• Given records:
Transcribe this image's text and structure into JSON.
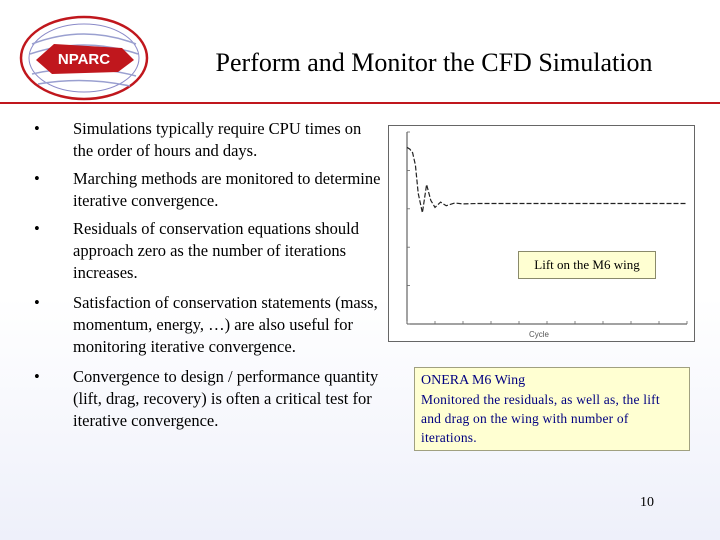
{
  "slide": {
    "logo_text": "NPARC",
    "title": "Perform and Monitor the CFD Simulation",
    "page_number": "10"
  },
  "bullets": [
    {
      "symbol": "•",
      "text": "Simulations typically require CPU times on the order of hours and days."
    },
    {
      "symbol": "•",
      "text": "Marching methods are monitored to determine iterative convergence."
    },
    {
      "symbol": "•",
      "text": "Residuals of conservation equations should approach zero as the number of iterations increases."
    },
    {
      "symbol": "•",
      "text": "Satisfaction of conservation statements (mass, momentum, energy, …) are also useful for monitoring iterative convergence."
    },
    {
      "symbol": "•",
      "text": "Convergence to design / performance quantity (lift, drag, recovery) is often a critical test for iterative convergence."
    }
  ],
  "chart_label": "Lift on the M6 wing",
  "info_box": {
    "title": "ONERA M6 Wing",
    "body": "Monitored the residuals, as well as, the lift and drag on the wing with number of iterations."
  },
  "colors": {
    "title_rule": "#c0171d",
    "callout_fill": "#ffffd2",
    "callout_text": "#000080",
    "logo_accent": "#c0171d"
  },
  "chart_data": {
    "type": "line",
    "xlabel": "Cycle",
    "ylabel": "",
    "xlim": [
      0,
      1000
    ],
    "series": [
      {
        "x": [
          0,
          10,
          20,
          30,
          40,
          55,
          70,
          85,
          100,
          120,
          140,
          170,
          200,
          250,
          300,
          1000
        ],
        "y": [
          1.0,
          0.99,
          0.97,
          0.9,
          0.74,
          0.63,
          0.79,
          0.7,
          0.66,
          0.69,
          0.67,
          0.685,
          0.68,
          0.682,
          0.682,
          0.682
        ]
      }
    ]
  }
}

• Written exercise:
Leave out the pictures and retype every line above exactly.

• Reply:
Transcribe this image's text and structure into JSON.
{
  "slide": {
    "logo_text": "NPARC",
    "title": "Perform and Monitor the CFD Simulation",
    "page_number": "10"
  },
  "bullets": [
    {
      "symbol": "•",
      "text": "Simulations typically require CPU times on the order of hours and days."
    },
    {
      "symbol": "•",
      "text": "Marching methods are monitored to determine iterative convergence."
    },
    {
      "symbol": "•",
      "text": "Residuals of conservation equations should approach zero as the number of iterations increases."
    },
    {
      "symbol": "•",
      "text": "Satisfaction of conservation statements (mass, momentum, energy, …) are also useful for monitoring iterative convergence."
    },
    {
      "symbol": "•",
      "text": "Convergence to design / performance quantity (lift, drag, recovery) is often a critical test for iterative convergence."
    }
  ],
  "chart_label": "Lift on the M6 wing",
  "info_box": {
    "title": "ONERA M6 Wing",
    "body": "Monitored the residuals, as well as, the lift and drag on the wing with number of iterations."
  },
  "colors": {
    "title_rule": "#c0171d",
    "callout_fill": "#ffffd2",
    "callout_text": "#000080",
    "logo_accent": "#c0171d"
  },
  "chart_data": {
    "type": "line",
    "xlabel": "Cycle",
    "ylabel": "",
    "xlim": [
      0,
      1000
    ],
    "series": [
      {
        "x": [
          0,
          10,
          20,
          30,
          40,
          55,
          70,
          85,
          100,
          120,
          140,
          170,
          200,
          250,
          300,
          1000
        ],
        "y": [
          1.0,
          0.99,
          0.97,
          0.9,
          0.74,
          0.63,
          0.79,
          0.7,
          0.66,
          0.69,
          0.67,
          0.685,
          0.68,
          0.682,
          0.682,
          0.682
        ]
      }
    ]
  }
}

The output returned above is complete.